§ To be done
Find the string "profile" in the entries and copy each line that has it.

§ Dataset records
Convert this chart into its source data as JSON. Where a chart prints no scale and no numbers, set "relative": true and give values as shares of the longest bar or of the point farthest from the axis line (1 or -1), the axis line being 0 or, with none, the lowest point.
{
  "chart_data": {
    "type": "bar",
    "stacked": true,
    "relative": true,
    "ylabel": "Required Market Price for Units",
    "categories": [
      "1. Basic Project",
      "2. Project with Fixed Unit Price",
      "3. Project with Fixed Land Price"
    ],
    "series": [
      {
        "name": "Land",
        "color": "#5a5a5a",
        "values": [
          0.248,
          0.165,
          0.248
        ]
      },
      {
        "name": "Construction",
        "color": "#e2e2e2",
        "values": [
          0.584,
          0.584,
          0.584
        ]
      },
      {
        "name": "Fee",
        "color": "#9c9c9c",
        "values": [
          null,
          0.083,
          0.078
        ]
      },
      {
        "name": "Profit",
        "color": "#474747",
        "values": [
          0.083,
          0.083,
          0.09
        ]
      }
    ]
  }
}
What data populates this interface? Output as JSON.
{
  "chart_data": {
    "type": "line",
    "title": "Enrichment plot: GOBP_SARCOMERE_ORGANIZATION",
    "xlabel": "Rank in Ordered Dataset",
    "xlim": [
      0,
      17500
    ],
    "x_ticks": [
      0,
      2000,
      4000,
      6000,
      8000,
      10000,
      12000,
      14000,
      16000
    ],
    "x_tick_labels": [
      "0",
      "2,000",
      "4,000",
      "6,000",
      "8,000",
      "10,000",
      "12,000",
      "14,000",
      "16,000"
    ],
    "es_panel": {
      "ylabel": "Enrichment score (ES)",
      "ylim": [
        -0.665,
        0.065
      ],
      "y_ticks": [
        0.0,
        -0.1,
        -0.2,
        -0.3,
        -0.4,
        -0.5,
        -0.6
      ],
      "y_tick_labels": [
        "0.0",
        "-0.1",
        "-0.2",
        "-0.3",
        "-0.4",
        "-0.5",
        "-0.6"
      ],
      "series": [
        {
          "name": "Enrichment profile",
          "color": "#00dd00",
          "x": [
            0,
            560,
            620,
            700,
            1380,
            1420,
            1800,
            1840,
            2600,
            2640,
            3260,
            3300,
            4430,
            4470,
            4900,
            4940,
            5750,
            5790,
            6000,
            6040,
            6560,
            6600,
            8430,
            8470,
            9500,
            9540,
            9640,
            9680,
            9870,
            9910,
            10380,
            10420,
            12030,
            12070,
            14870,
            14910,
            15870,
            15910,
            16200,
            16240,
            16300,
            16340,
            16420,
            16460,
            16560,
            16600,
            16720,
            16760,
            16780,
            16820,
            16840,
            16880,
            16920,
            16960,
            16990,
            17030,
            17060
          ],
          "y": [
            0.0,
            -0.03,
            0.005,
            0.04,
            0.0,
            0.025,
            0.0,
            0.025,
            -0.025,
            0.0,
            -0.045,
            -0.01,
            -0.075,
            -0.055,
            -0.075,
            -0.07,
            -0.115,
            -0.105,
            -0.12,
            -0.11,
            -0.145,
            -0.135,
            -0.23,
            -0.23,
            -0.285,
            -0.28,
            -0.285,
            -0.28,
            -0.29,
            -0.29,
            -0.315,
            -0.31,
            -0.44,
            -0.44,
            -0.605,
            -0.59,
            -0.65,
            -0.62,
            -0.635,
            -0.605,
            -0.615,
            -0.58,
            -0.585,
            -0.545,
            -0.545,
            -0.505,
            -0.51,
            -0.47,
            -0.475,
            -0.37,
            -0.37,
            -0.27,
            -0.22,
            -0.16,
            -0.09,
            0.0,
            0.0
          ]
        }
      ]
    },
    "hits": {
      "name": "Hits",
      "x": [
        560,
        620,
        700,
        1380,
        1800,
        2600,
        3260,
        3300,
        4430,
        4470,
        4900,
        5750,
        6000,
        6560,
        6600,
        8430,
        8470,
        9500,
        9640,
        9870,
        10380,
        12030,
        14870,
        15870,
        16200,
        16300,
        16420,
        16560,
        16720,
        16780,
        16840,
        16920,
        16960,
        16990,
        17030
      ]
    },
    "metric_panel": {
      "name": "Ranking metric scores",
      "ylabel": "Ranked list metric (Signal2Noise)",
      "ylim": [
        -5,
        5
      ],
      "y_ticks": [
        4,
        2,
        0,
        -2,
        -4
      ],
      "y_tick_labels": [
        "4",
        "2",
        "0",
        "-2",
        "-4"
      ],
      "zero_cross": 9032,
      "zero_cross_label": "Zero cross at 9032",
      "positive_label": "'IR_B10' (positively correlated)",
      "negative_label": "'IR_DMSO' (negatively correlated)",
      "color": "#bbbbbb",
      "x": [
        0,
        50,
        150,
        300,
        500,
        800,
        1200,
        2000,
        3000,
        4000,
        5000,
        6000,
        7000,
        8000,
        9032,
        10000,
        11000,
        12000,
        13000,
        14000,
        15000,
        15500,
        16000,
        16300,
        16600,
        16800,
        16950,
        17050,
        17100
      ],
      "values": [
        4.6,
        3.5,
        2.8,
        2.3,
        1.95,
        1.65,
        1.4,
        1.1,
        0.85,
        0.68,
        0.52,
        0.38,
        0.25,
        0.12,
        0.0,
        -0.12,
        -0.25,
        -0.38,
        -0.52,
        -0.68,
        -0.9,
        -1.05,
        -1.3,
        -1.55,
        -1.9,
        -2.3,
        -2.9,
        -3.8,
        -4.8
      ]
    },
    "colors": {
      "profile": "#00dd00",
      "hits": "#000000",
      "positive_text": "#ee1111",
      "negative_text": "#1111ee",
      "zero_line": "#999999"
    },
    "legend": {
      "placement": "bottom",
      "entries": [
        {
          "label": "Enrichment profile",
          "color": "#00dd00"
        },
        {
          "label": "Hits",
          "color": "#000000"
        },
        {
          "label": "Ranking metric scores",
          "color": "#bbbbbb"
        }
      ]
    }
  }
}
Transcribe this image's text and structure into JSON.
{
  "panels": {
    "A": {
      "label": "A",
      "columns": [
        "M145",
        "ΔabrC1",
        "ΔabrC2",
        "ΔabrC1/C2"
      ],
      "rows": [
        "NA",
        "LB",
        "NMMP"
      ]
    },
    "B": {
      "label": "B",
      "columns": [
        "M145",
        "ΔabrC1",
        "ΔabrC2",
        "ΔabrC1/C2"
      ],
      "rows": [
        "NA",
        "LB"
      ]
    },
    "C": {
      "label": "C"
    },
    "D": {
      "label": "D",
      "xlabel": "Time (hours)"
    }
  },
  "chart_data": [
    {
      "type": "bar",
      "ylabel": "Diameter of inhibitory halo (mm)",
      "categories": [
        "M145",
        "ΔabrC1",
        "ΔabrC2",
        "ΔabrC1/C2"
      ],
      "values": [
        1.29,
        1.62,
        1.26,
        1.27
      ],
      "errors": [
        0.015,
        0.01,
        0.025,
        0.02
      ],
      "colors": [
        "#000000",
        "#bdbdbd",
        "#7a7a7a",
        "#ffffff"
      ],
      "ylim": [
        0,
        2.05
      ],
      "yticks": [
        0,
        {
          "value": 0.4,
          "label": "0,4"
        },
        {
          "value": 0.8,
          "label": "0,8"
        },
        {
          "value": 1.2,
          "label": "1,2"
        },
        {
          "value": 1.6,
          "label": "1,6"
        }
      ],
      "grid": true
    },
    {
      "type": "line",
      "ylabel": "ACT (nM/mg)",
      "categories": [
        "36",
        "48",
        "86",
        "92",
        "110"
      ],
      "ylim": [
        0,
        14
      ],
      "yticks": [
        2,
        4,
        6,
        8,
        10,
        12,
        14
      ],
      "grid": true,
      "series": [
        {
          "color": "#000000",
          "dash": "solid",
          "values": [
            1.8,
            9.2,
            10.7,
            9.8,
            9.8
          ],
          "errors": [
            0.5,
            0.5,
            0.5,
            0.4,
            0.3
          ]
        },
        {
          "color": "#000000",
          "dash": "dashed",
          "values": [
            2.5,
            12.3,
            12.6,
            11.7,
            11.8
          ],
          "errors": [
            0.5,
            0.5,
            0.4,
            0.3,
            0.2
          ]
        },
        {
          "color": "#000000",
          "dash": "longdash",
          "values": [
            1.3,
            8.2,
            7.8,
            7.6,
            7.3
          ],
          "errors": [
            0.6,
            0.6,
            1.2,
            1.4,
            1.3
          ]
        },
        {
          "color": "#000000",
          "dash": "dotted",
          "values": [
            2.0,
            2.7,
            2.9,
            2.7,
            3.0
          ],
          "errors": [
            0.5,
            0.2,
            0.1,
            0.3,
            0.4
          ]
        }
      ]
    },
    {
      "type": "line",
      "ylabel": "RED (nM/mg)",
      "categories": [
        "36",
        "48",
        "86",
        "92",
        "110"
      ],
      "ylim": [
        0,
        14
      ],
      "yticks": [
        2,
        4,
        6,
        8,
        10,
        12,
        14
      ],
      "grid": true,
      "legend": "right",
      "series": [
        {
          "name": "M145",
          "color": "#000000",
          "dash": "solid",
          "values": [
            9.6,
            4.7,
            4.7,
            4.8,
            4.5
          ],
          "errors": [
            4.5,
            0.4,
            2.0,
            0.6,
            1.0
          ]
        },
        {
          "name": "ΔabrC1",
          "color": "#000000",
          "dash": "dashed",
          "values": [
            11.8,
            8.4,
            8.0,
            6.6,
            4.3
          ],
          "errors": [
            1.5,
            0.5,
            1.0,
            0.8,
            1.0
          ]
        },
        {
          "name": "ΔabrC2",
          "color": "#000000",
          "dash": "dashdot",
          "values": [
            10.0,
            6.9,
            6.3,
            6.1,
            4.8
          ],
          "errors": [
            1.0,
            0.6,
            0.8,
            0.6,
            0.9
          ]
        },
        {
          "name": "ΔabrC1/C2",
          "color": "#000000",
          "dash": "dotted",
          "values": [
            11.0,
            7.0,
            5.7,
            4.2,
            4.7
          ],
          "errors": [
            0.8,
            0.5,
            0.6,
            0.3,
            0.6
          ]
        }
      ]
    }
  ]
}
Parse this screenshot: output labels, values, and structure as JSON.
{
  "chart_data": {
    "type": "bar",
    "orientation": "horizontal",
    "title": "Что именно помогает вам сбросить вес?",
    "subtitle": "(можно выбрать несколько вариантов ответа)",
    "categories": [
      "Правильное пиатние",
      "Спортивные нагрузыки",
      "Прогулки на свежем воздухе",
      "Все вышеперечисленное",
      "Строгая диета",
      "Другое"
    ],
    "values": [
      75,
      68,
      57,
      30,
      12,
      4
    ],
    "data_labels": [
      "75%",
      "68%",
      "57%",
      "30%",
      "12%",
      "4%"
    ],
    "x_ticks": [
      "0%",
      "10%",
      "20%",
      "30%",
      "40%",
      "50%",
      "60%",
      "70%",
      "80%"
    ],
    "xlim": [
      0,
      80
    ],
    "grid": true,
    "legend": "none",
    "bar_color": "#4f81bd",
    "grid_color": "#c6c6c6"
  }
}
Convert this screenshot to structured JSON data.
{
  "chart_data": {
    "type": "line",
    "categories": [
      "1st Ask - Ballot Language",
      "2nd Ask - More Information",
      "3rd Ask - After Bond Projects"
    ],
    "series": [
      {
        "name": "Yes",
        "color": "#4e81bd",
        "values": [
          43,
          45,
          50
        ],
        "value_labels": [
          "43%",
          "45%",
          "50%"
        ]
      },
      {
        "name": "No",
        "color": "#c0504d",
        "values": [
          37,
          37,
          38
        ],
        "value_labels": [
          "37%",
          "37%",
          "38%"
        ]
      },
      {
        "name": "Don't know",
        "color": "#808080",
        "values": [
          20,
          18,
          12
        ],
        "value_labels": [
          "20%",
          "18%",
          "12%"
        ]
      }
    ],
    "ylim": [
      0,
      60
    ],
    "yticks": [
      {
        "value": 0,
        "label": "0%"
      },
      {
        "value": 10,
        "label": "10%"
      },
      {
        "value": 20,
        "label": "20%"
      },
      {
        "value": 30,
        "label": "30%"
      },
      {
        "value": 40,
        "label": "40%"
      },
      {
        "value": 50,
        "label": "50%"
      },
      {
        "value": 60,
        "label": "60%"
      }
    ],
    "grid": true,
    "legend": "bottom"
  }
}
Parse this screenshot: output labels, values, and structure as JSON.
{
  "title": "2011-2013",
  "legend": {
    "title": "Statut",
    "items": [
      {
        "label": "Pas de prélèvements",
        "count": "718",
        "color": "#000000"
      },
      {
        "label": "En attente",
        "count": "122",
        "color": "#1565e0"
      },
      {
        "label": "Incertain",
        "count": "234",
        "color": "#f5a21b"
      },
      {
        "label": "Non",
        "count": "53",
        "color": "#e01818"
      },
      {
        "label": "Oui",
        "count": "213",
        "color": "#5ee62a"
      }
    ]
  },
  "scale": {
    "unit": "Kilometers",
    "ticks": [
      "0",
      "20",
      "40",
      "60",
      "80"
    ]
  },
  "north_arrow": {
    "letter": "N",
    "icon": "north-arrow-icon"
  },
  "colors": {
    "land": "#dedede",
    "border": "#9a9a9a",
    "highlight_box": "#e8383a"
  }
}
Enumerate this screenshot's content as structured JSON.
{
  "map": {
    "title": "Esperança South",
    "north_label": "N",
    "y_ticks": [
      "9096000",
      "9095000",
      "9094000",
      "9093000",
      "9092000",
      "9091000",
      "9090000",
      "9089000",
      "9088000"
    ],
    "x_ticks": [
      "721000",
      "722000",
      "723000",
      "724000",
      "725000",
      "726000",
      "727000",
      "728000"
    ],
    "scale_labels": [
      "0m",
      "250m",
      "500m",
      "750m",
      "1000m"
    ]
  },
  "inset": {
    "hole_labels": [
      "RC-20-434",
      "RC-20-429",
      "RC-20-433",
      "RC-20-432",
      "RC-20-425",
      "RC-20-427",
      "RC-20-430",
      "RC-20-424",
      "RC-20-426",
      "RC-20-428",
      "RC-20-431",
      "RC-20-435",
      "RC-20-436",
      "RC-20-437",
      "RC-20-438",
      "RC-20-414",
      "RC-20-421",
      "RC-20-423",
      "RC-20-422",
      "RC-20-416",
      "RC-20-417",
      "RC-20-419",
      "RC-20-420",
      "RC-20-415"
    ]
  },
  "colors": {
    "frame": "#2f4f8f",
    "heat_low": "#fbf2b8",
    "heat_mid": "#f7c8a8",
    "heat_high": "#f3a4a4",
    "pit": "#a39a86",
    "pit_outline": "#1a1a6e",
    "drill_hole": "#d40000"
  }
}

§ Response to this exercise
          "name": "Enrichment profile",
      "profile": "#00dd00",
          "label": "Enrichment profile",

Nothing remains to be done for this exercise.